WRITTEN INSTRUCTION: Take every line from the listing below that includes "Delta" and copy it.

RECORDS SUPPLIED:
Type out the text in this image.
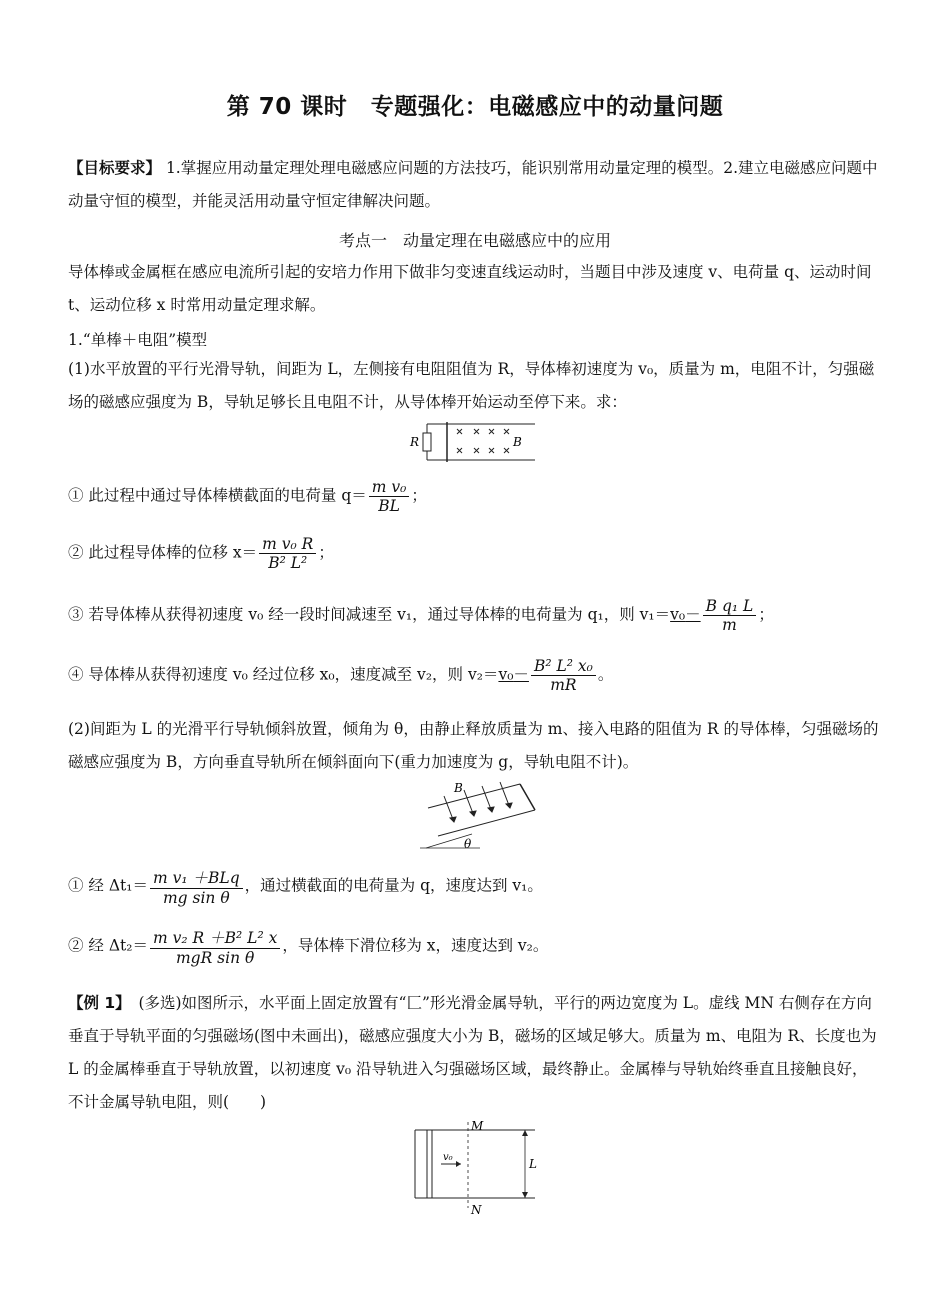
第 70 课时　专题强化：电磁感应中的动量问题
【目标要求】 1.掌握应用动量定理处理电磁感应问题的方法技巧，能识别常用动量定理的模型。2.建立电磁感应问题中动量守恒的模型，并能灵活用动量守恒定律解决问题。
考点一　动量定理在电磁感应中的应用
导体棒或金属框在感应电流所引起的安培力作用下做非匀变速直线运动时，当题目中涉及速度 v、电荷量 q、运动时间 t、运动位移 x 时常用动量定理求解。
1.“单棒＋电阻”模型
(1)水平放置的平行光滑导轨，间距为 L，左侧接有电阻阻值为 R，导体棒初速度为 v₀，质量为 m，电阻不计，匀强磁场的磁感应强度为 B，导轨足够长且电阻不计，从导体棒开始运动至停下来。求：
R	B
① 此过程中通过导体棒横截面的电荷量 $q= \frac{\text{m v₀}}{BL}$ ；
② 此过程导体棒的位移 $x= \frac{\text{m v₀ R}}{\text{B² L²}}$ ；
③ 若导体棒从获得初速度 v₀ 经一段时间减速至 v₁，通过导体棒的电荷量为 q₁，则 $v_1=v_0- \frac{\text{B q₁ L}}{m}$ ；
④ 导体棒从获得初速度 v₀ 经过位移 x₀，速度减至 v₂，则 $v_2=v_0- \frac{\text{B² L² x₀}}{mR}$ 。
(2)间距为 L 的光滑平行导轨倾斜放置，倾角为 θ，由静止释放质量为 m、接入电路的阻值为 R 的导体棒，匀强磁场的磁感应强度为 B，方向垂直导轨所在倾斜面向下(重力加速度为 g，导轨电阻不计)。
B
θ
① 经 $\Delta t_1= \frac{\text{m v₁ ＋BLq}}{\text{mg sin θ}}$ ，通过横截面的电荷量为 q，速度达到 v₁。
② 经 $\Delta t_2= \frac{\text{m v₂ R ＋B² L² x}}{\text{mgR sin θ}}$ ，导体棒下滑位移为 x，速度达到 v₂。
【例 1】　(多选)如图所示，水平面上固定放置有“匚”形光滑金属导轨，平行的两边宽度为 L。虚线 MN 右侧存在方向垂直于导轨平面的匀强磁场(图中未画出)，磁感应强度大小为 B，磁场的区域足够大。质量为 m、电阻为 R、长度也为 L 的金属棒垂直于导轨放置，以初速度 v₀ 沿导轨进入匀强磁场区域，最终静止。金属棒与导轨始终垂直且接触良好，不计金属导轨电阻，则(　　)
M
N
v₀	L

IN RESPONSE:
① 经 $\Delta t_1= \frac{\text{m v₁ ＋BLq}}{\text{mg sin θ}}$ ，通过横截面的电荷量为 q，速度达到 v₁。
② 经 $\Delta t_2= \frac{\text{m v₂ R ＋B² L² x}}{\text{mgR sin θ}}$ ，导体棒下滑位移为 x，速度达到 v₂。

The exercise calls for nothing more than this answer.